WHAT YOU HAVE TO DO – Restate the full set of records exactly, word for word.

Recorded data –
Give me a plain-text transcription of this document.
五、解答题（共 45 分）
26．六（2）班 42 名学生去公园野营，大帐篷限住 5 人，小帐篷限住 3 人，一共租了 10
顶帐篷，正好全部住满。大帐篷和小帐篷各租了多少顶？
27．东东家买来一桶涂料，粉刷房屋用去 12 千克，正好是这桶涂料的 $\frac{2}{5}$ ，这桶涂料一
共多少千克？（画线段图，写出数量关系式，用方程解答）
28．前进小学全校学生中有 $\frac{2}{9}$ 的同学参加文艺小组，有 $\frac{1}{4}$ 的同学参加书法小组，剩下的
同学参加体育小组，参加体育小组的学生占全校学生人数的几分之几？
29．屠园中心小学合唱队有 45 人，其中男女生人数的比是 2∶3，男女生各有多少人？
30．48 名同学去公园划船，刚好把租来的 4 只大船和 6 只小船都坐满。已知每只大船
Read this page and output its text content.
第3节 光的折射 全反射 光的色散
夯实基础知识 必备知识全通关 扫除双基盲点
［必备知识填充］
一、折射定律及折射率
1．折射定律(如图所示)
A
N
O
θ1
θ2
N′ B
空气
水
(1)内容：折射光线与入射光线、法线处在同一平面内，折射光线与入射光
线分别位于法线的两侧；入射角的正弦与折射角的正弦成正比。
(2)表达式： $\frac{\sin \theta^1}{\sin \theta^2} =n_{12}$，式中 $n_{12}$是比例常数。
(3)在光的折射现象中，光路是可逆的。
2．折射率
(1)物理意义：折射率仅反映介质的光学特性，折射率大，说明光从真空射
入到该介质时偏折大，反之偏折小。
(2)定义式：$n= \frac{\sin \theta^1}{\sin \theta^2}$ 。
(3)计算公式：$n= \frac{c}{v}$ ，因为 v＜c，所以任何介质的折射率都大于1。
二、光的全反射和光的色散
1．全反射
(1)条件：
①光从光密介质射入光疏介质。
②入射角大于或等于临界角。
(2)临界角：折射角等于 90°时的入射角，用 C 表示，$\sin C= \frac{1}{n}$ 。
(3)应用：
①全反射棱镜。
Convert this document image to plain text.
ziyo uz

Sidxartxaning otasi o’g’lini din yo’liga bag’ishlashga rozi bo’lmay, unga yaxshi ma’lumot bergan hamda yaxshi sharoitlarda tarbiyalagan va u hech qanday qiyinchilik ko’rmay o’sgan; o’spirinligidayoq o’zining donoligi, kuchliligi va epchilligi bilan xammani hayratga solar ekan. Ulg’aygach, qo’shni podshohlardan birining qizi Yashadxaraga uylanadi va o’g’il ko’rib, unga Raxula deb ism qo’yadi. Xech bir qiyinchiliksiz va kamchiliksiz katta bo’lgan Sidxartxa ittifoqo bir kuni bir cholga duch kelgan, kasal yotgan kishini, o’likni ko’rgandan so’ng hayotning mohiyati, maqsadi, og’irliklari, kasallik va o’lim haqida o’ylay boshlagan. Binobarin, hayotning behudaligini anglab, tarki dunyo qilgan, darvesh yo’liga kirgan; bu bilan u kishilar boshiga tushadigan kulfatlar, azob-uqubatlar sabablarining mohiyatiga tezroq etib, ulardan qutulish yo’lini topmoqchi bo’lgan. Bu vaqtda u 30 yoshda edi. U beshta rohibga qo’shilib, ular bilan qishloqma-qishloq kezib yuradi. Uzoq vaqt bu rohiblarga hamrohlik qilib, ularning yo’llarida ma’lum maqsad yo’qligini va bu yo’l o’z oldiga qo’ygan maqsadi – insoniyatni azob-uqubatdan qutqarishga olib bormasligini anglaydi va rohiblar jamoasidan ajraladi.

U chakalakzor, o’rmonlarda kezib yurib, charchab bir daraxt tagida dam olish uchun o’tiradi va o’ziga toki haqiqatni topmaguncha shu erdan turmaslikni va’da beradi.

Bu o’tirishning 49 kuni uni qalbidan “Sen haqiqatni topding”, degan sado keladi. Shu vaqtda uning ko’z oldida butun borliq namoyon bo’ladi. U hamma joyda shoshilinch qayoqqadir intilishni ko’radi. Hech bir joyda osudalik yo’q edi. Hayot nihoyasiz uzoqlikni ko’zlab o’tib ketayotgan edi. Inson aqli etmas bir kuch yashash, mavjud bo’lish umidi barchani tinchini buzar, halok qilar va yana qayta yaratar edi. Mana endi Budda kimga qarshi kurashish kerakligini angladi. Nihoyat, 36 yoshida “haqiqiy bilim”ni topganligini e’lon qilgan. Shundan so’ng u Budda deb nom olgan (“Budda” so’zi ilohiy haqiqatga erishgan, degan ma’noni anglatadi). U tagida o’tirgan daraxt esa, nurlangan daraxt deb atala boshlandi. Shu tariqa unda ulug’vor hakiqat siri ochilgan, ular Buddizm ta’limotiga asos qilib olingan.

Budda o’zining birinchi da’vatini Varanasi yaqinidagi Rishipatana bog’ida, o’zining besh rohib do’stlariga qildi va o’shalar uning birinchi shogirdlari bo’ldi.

RIGHT ANSWER –
Give me a plain-text transcription of this document.
五、解答题（共 45 分）
26．六（2）班 42 名学生去公园野营，大帐篷限住 5 人，小帐篷限住 3 人，一共租了 10
顶帐篷，正好全部住满。大帐篷和小帐篷各租了多少顶？
27．东东家买来一桶涂料，粉刷房屋用去 12 千克，正好是这桶涂料的 $\frac{2}{5}$ ，这桶涂料一
共多少千克？（画线段图，写出数量关系式，用方程解答）
28．前进小学全校学生中有 $\frac{2}{9}$ 的同学参加文艺小组，有 $\frac{1}{4}$ 的同学参加书法小组，剩下的
同学参加体育小组，参加体育小组的学生占全校学生人数的几分之几？
29．屠园中心小学合唱队有 45 人，其中男女生人数的比是 2∶3，男女生各有多少人？
30．48 名同学去公园划船，刚好把租来的 4 只大船和 6 只小船都坐满。已知每只大船
Read this page and output its text content.
第3节 光的折射 全反射 光的色散
夯实基础知识 必备知识全通关 扫除双基盲点
［必备知识填充］
一、折射定律及折射率
1．折射定律(如图所示)
A
N
O
θ1
θ2
N′ B
空气
水
(1)内容：折射光线与入射光线、法线处在同一平面内，折射光线与入射光
线分别位于法线的两侧；入射角的正弦与折射角的正弦成正比。
(2)表达式： $\frac{\sin \theta^1}{\sin \theta^2} =n_{12}$，式中 $n_{12}$是比例常数。
(3)在光的折射现象中，光路是可逆的。
2．折射率
(1)物理意义：折射率仅反映介质的光学特性，折射率大，说明光从真空射
入到该介质时偏折大，反之偏折小。
(2)定义式：$n= \frac{\sin \theta^1}{\sin \theta^2}$ 。
(3)计算公式：$n= \frac{c}{v}$ ，因为 v＜c，所以任何介质的折射率都大于1。
二、光的全反射和光的色散
1．全反射
(1)条件：
①光从光密介质射入光疏介质。
②入射角大于或等于临界角。
(2)临界角：折射角等于 90°时的入射角，用 C 表示，$\sin C= \frac{1}{n}$ 。
(3)应用：
①全反射棱镜。
Convert this document image to plain text.
ziyo uz

Sidxartxaning otasi o’g’lini din yo’liga bag’ishlashga rozi bo’lmay, unga yaxshi ma’lumot bergan hamda yaxshi sharoitlarda tarbiyalagan va u hech qanday qiyinchilik ko’rmay o’sgan; o’spirinligidayoq o’zining donoligi, kuchliligi va epchilligi bilan xammani hayratga solar ekan. Ulg’aygach, qo’shni podshohlardan birining qizi Yashadxaraga uylanadi va o’g’il ko’rib, unga Raxula deb ism qo’yadi. Xech bir qiyinchiliksiz va kamchiliksiz katta bo’lgan Sidxartxa ittifoqo bir kuni bir cholga duch kelgan, kasal yotgan kishini, o’likni ko’rgandan so’ng hayotning mohiyati, maqsadi, og’irliklari, kasallik va o’lim haqida o’ylay boshlagan. Binobarin, hayotning behudaligini anglab, tarki dunyo qilgan, darvesh yo’liga kirgan; bu bilan u kishilar boshiga tushadigan kulfatlar, azob-uqubatlar sabablarining mohiyatiga tezroq etib, ulardan qutulish yo’lini topmoqchi bo’lgan. Bu vaqtda u 30 yoshda edi. U beshta rohibga qo’shilib, ular bilan qishloqma-qishloq kezib yuradi. Uzoq vaqt bu rohiblarga hamrohlik qilib, ularning yo’llarida ma’lum maqsad yo’qligini va bu yo’l o’z oldiga qo’ygan maqsadi – insoniyatni azob-uqubatdan qutqarishga olib bormasligini anglaydi va rohiblar jamoasidan ajraladi.

U chakalakzor, o’rmonlarda kezib yurib, charchab bir daraxt tagida dam olish uchun o’tiradi va o’ziga toki haqiqatni topmaguncha shu erdan turmaslikni va’da beradi.

Bu o’tirishning 49 kuni uni qalbidan “Sen haqiqatni topding”, degan sado keladi. Shu vaqtda uning ko’z oldida butun borliq namoyon bo’ladi. U hamma joyda shoshilinch qayoqqadir intilishni ko’radi. Hech bir joyda osudalik yo’q edi. Hayot nihoyasiz uzoqlikni ko’zlab o’tib ketayotgan edi. Inson aqli etmas bir kuch yashash, mavjud bo’lish umidi barchani tinchini buzar, halok qilar va yana qayta yaratar edi. Mana endi Budda kimga qarshi kurashish kerakligini angladi. Nihoyat, 36 yoshida “haqiqiy bilim”ni topganligini e’lon qilgan. Shundan so’ng u Budda deb nom olgan (“Budda” so’zi ilohiy haqiqatga erishgan, degan ma’noni anglatadi). U tagida o’tirgan daraxt esa, nurlangan daraxt deb atala boshlandi. Shu tariqa unda ulug’vor hakiqat siri ochilgan, ular Buddizm ta’limotiga asos qilib olingan.

Budda o’zining birinchi da’vatini Varanasi yaqinidagi Rishipatana bog’ida, o’zining besh rohib do’stlariga qildi va o’shalar uning birinchi shogirdlari bo’ldi.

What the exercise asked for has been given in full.